Collect all lines from the records below that include the word "ylabel".

━━━━━━━━━━━━━━━━━━━━━━━━━━━━━━

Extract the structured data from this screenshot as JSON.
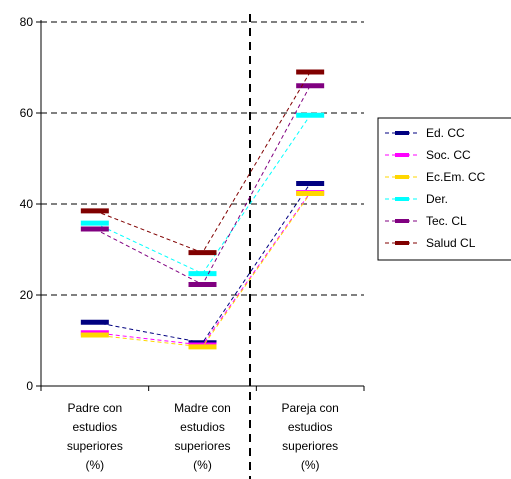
{
  "chart_data": {
    "type": "line",
    "categories": [
      [
        "Padre con",
        "estudios",
        "superiores",
        "(%)"
      ],
      [
        "Madre con",
        "estudios",
        "superiores",
        "(%)"
      ],
      [
        "Pareja con",
        "estudios",
        "superiores",
        "(%)"
      ]
    ],
    "ylim": [
      0,
      80
    ],
    "yticks": [
      "0",
      "20",
      "40",
      "60",
      "80"
    ],
    "grid": true,
    "legend_position": "right",
    "series": [
      {
        "name": "Ed. CC",
        "color": "#000080",
        "values": [
          14,
          9.5,
          44.5
        ]
      },
      {
        "name": "Soc. CC",
        "color": "#FF00FF",
        "values": [
          11.7,
          9,
          42.5
        ]
      },
      {
        "name": "Ec.Em. CC",
        "color": "#FFD700",
        "values": [
          11.2,
          8.6,
          42.3
        ]
      },
      {
        "name": "Der.",
        "color": "#00FFFF",
        "values": [
          35.8,
          24.7,
          59.5
        ]
      },
      {
        "name": "Tec. CL",
        "color": "#800080",
        "values": [
          34.5,
          22.3,
          66
        ]
      },
      {
        "name": "Salud CL",
        "color": "#800000",
        "values": [
          38.5,
          29.3,
          69
        ]
      }
    ]
  }
}
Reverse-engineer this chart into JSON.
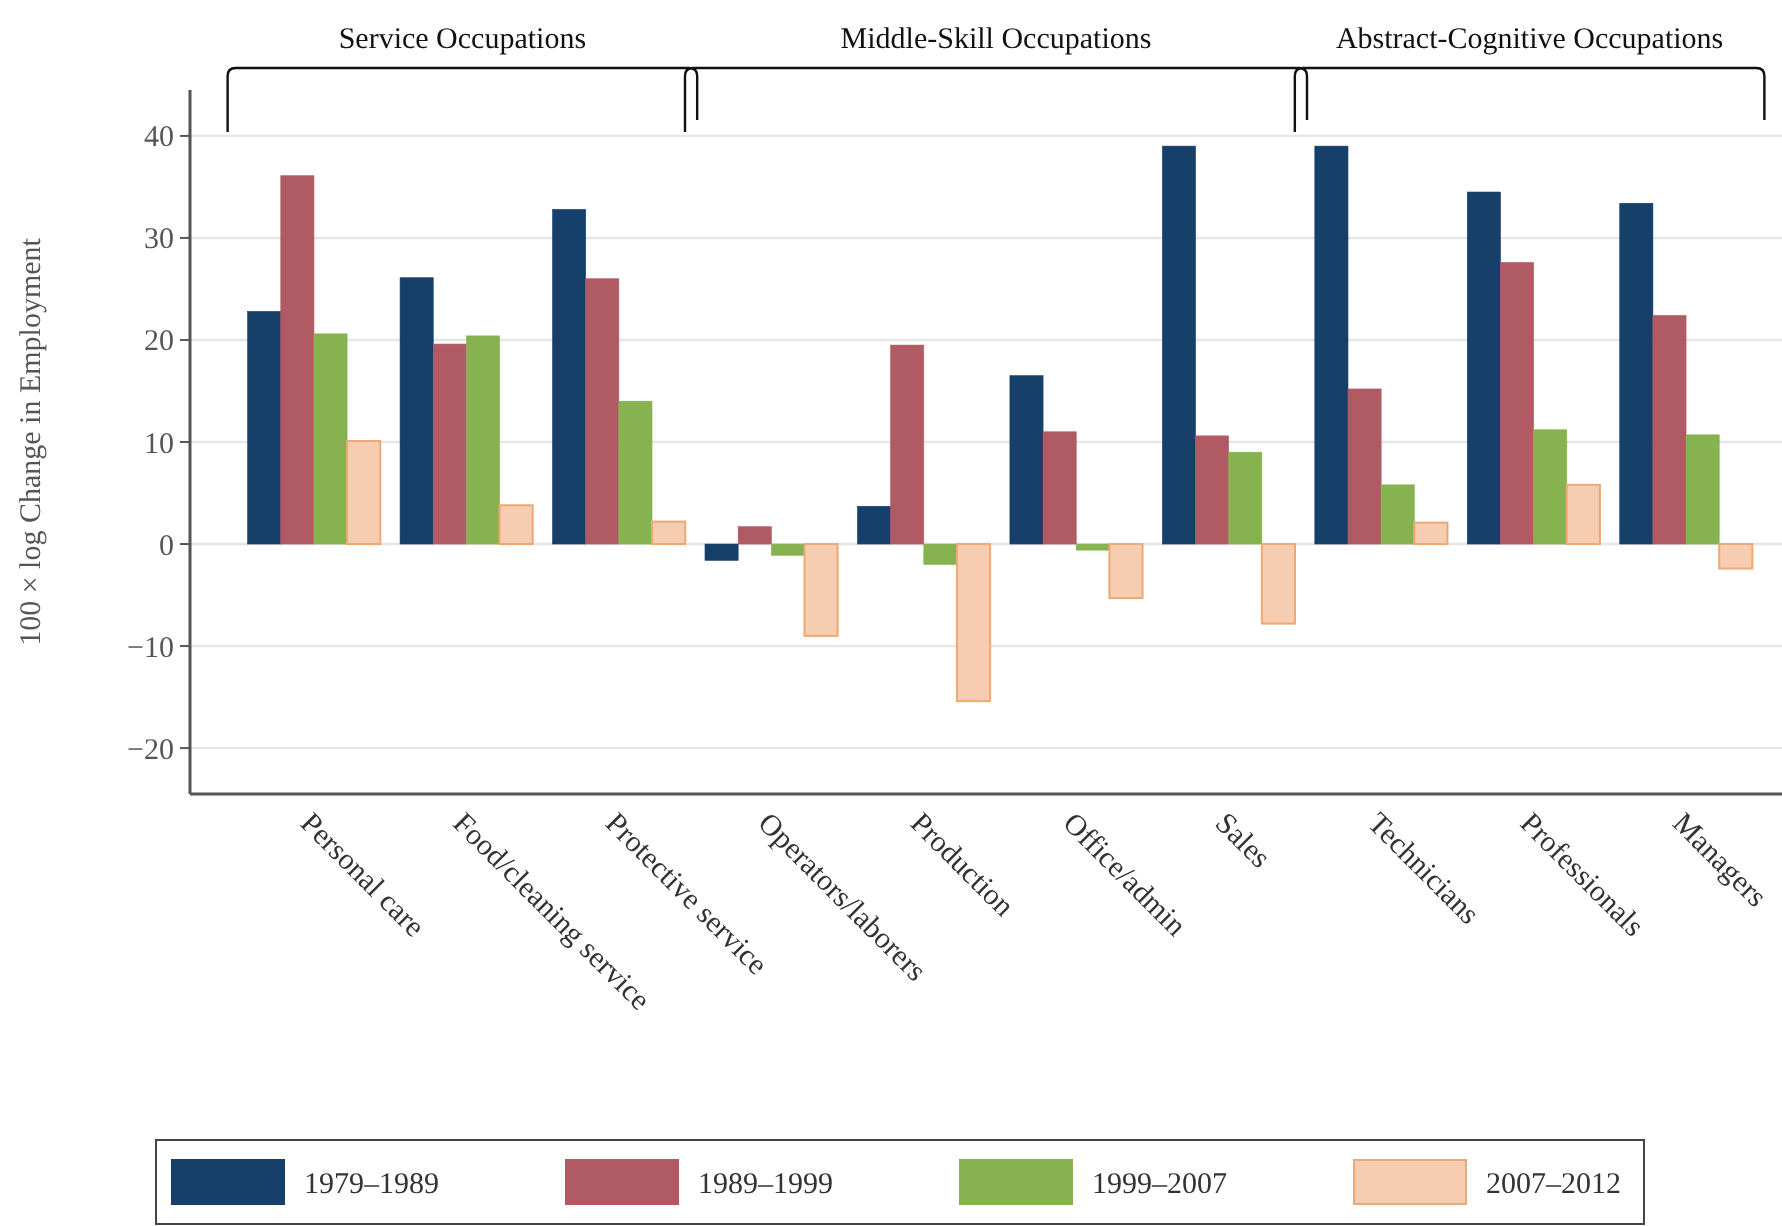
{
  "chart_data": {
    "type": "bar",
    "ylabel": "100 × log Change in Employment",
    "categories": [
      "Personal care",
      "Food/cleaning service",
      "Protective service",
      "Operators/laborers",
      "Production",
      "Office/admin",
      "Sales",
      "Technicians",
      "Professionals",
      "Managers"
    ],
    "series": [
      {
        "name": "1979–1989",
        "color": "#163f6a",
        "values": [
          22.8,
          26.1,
          32.8,
          -1.6,
          3.7,
          16.5,
          39.0,
          39.0,
          34.5,
          33.4
        ]
      },
      {
        "name": "1989–1999",
        "color": "#b05a64",
        "values": [
          36.1,
          19.6,
          26.0,
          1.7,
          19.5,
          11.0,
          10.6,
          15.2,
          27.6,
          22.4
        ]
      },
      {
        "name": "1999–2007",
        "color": "#86b24f",
        "values": [
          20.6,
          20.4,
          14.0,
          -1.1,
          -2.0,
          -0.6,
          9.0,
          5.8,
          11.2,
          10.7
        ]
      },
      {
        "name": "2007–2012",
        "color": "#f6cdb0",
        "values": [
          10.1,
          3.8,
          2.2,
          -9.0,
          -15.4,
          -5.3,
          -7.8,
          2.1,
          5.8,
          -2.4
        ]
      }
    ],
    "ylim": [
      -24.5,
      44.5
    ],
    "yticks": [
      -20,
      -10,
      0,
      10,
      20,
      30,
      40
    ],
    "grid": "y",
    "legend": "bottom",
    "annotations": [
      "Service Occupations",
      "Middle-Skill Occupations",
      "Abstract-Cognitive Occupations"
    ]
  }
}
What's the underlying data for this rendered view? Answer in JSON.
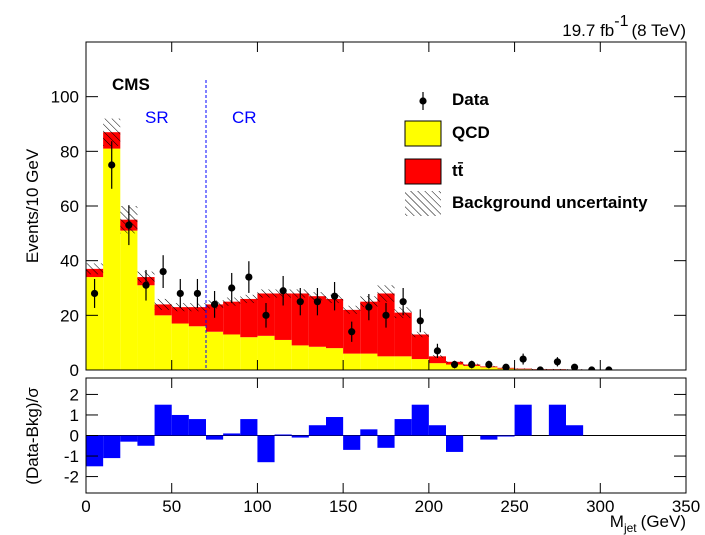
{
  "chart_data": [
    {
      "type": "histogram",
      "lumi": "19.7 fb",
      "lumi_exp": "-1",
      "energy": "(8 TeV)",
      "experiment": "CMS",
      "region_labels": [
        "SR",
        "CR"
      ],
      "region_boundary": 70,
      "ylabel": "Events/10 GeV",
      "bins": [
        0,
        10,
        20,
        30,
        40,
        50,
        60,
        70,
        80,
        90,
        100,
        110,
        120,
        130,
        140,
        150,
        160,
        170,
        180,
        190,
        200,
        210,
        220,
        230,
        240,
        250,
        260,
        270,
        280,
        290,
        300,
        310
      ],
      "series": [
        {
          "name": "QCD",
          "color": "#ffff00",
          "values": [
            34,
            81,
            51,
            31,
            20,
            17,
            16,
            14,
            13,
            12,
            12.5,
            11,
            9,
            8.5,
            8,
            6,
            6,
            5,
            5,
            4,
            2.5,
            2,
            1.5,
            1,
            0.5,
            0.3,
            0.2,
            0.2,
            0.1,
            0.1,
            0.1
          ]
        },
        {
          "name": "tt̄",
          "color": "#ff0000",
          "values": [
            3,
            6,
            4,
            3,
            4,
            6,
            7,
            10,
            12,
            14,
            15.5,
            17,
            19,
            18.5,
            18,
            16,
            19,
            23,
            16,
            9,
            2.5,
            1,
            0.5,
            0.3,
            0.3,
            0.2,
            0.1,
            0.1,
            0.1,
            0,
            0
          ]
        }
      ],
      "uncertainty": {
        "name": "Background uncertainty",
        "values": [
          2,
          5,
          5,
          2,
          2,
          1.5,
          1.5,
          1.5,
          1.5,
          1.5,
          1.5,
          1.5,
          1.5,
          1.5,
          1.5,
          1.5,
          2,
          3,
          2,
          1,
          0.5,
          0.3,
          0.3,
          0.2,
          0.2,
          0.1,
          0.1,
          0.1,
          0.1,
          0.1,
          0.1
        ]
      },
      "data": {
        "name": "Data",
        "color": "#000000",
        "values": [
          28,
          75,
          53,
          31,
          36,
          28,
          28,
          24,
          30,
          34,
          20,
          29,
          25,
          25,
          27,
          14,
          23,
          20,
          25,
          18,
          7,
          2,
          2,
          2,
          1,
          4,
          0,
          3,
          1,
          0,
          0
        ],
        "errors": [
          5.3,
          8.7,
          7.3,
          5.6,
          6,
          5.3,
          5.3,
          4.9,
          5.5,
          5.8,
          4.5,
          5.4,
          5,
          5,
          5.2,
          3.7,
          4.8,
          4.5,
          5,
          4.2,
          2.6,
          1.4,
          1.4,
          1.4,
          1,
          2,
          0,
          1.7,
          1,
          0,
          0
        ]
      },
      "xlim": [
        0,
        350
      ],
      "ylim": [
        0,
        120
      ],
      "yticks": [
        0,
        20,
        40,
        60,
        80,
        100
      ]
    },
    {
      "type": "histogram",
      "ylabel": "(Data-Bkg)/σ",
      "xlabel": "M",
      "xlabel_sub": "jet",
      "xlabel_unit": "(GeV)",
      "bins": [
        0,
        10,
        20,
        30,
        40,
        50,
        60,
        70,
        80,
        90,
        100,
        110,
        120,
        130,
        140,
        150,
        160,
        170,
        180,
        190,
        200,
        210,
        220,
        230,
        240,
        250,
        260,
        270,
        280,
        290,
        300,
        310
      ],
      "values": [
        -1.5,
        -1.1,
        -0.3,
        -0.5,
        1.5,
        1.0,
        0.8,
        -0.2,
        0.1,
        0.8,
        -1.3,
        0.05,
        -0.1,
        0.5,
        0.9,
        -0.7,
        0.3,
        -0.6,
        0.8,
        1.5,
        0.5,
        -0.8,
        0,
        -0.2,
        -0.05,
        1.5,
        0,
        1.5,
        0.5,
        0,
        0
      ],
      "color": "#0000ff",
      "xlim": [
        0,
        350
      ],
      "xticks": [
        0,
        50,
        100,
        150,
        200,
        250,
        300,
        350
      ],
      "ylim": [
        -2.8,
        2.8
      ],
      "yticks": [
        -2,
        -1,
        0,
        1,
        2
      ]
    }
  ]
}
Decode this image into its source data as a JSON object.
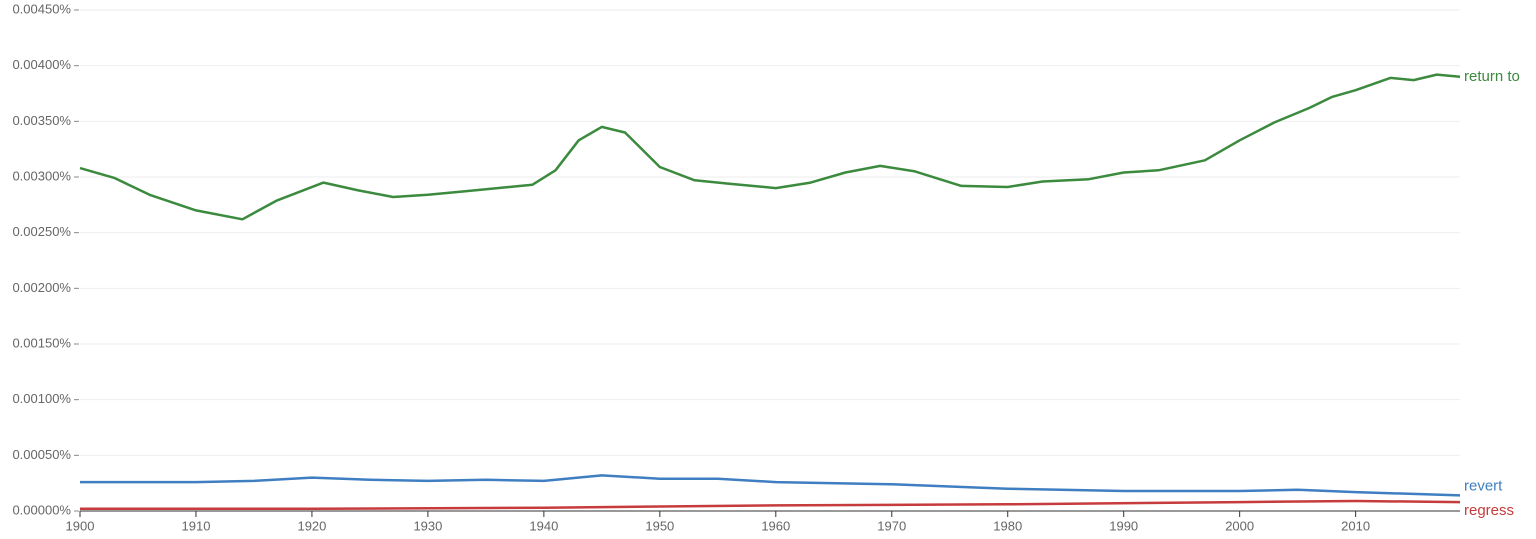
{
  "chart_data": {
    "type": "line",
    "xlim": [
      1900,
      2019
    ],
    "xticks": [
      1900,
      1910,
      1920,
      1930,
      1940,
      1950,
      1960,
      1970,
      1980,
      1990,
      2000,
      2010
    ],
    "ylim": [
      0,
      0.0045
    ],
    "yticks": [
      {
        "value": 0,
        "label": "0.00000%"
      },
      {
        "value": 0.0005,
        "label": "0.00050%"
      },
      {
        "value": 0.001,
        "label": "0.00100%"
      },
      {
        "value": 0.0015,
        "label": "0.00150%"
      },
      {
        "value": 0.002,
        "label": "0.00200%"
      },
      {
        "value": 0.0025,
        "label": "0.00250%"
      },
      {
        "value": 0.003,
        "label": "0.00300%"
      },
      {
        "value": 0.0035,
        "label": "0.00350%"
      },
      {
        "value": 0.004,
        "label": "0.00400%"
      },
      {
        "value": 0.0045,
        "label": "0.00450%"
      }
    ],
    "grid": true,
    "series": [
      {
        "name": "return to",
        "color": "#3b8a3e",
        "x": [
          1900,
          1903,
          1906,
          1910,
          1914,
          1917,
          1921,
          1924,
          1927,
          1930,
          1933,
          1936,
          1939,
          1941,
          1943,
          1945,
          1947,
          1950,
          1953,
          1956,
          1960,
          1963,
          1966,
          1969,
          1972,
          1976,
          1980,
          1983,
          1987,
          1990,
          1993,
          1997,
          2000,
          2003,
          2006,
          2008,
          2010,
          2013,
          2015,
          2017,
          2019
        ],
        "values": [
          0.00308,
          0.00299,
          0.00284,
          0.0027,
          0.00262,
          0.00279,
          0.00295,
          0.00288,
          0.00282,
          0.00284,
          0.00287,
          0.0029,
          0.00293,
          0.00306,
          0.00333,
          0.00345,
          0.0034,
          0.00309,
          0.00297,
          0.00294,
          0.0029,
          0.00295,
          0.00304,
          0.0031,
          0.00305,
          0.00292,
          0.00291,
          0.00296,
          0.00298,
          0.00304,
          0.00306,
          0.00315,
          0.00333,
          0.00349,
          0.00362,
          0.00372,
          0.00378,
          0.00389,
          0.00387,
          0.00392,
          0.0039
        ]
      },
      {
        "name": "revert",
        "color": "#3f7fc1",
        "x": [
          1900,
          1910,
          1915,
          1920,
          1925,
          1930,
          1935,
          1940,
          1945,
          1950,
          1955,
          1960,
          1970,
          1980,
          1990,
          2000,
          2005,
          2010,
          2019
        ],
        "values": [
          0.00026,
          0.00026,
          0.00027,
          0.0003,
          0.00028,
          0.00027,
          0.00028,
          0.00027,
          0.00032,
          0.00029,
          0.00029,
          0.00026,
          0.00024,
          0.0002,
          0.00018,
          0.00018,
          0.00019,
          0.00017,
          0.00014
        ]
      },
      {
        "name": "regress",
        "color": "#c63b3b",
        "x": [
          1900,
          1920,
          1940,
          1960,
          1980,
          2000,
          2010,
          2019
        ],
        "values": [
          2e-05,
          2e-05,
          3e-05,
          5e-05,
          6e-05,
          8e-05,
          9e-05,
          8e-05
        ]
      }
    ]
  }
}
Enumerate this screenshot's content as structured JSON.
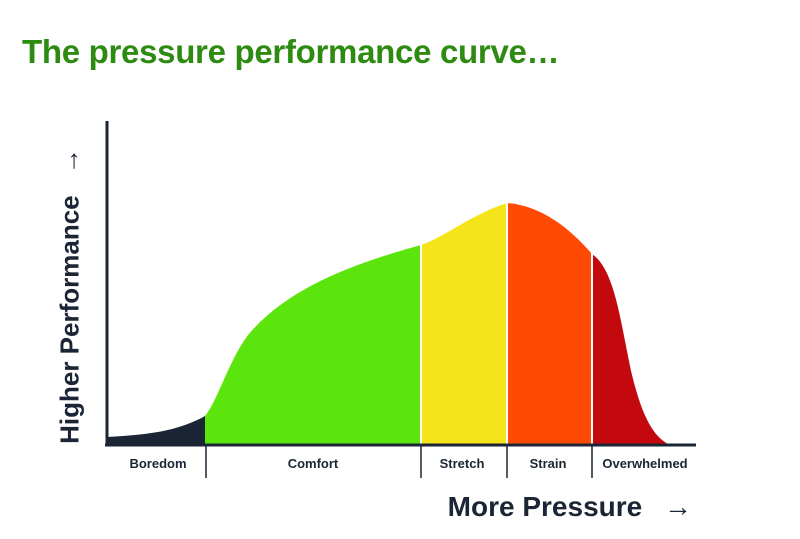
{
  "title": "The pressure performance curve…",
  "y_axis_label": "Higher Performance",
  "y_axis_arrow": "→",
  "x_axis_label": "More Pressure",
  "x_axis_arrow": "→",
  "zones": [
    {
      "label": "Boredom",
      "color": "#1b2535"
    },
    {
      "label": "Comfort",
      "color": "#5be50c"
    },
    {
      "label": "Stretch",
      "color": "#f6e41b"
    },
    {
      "label": "Strain",
      "color": "#ff4a06"
    },
    {
      "label": "Overwhelmed",
      "color": "#c3080e"
    }
  ],
  "colors": {
    "title": "#2e8b12",
    "text": "#1b2535",
    "axis": "#1b2535"
  }
}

━━━━━━━━━━━━━━━━━━━━━━━━━━━━━━

> [RESULT]:
    "ylabel": "100 × log Change in Employment",
      "ylabel": "Events/10 GeV",
      "ylabel": "(Data-Bkg)/σ",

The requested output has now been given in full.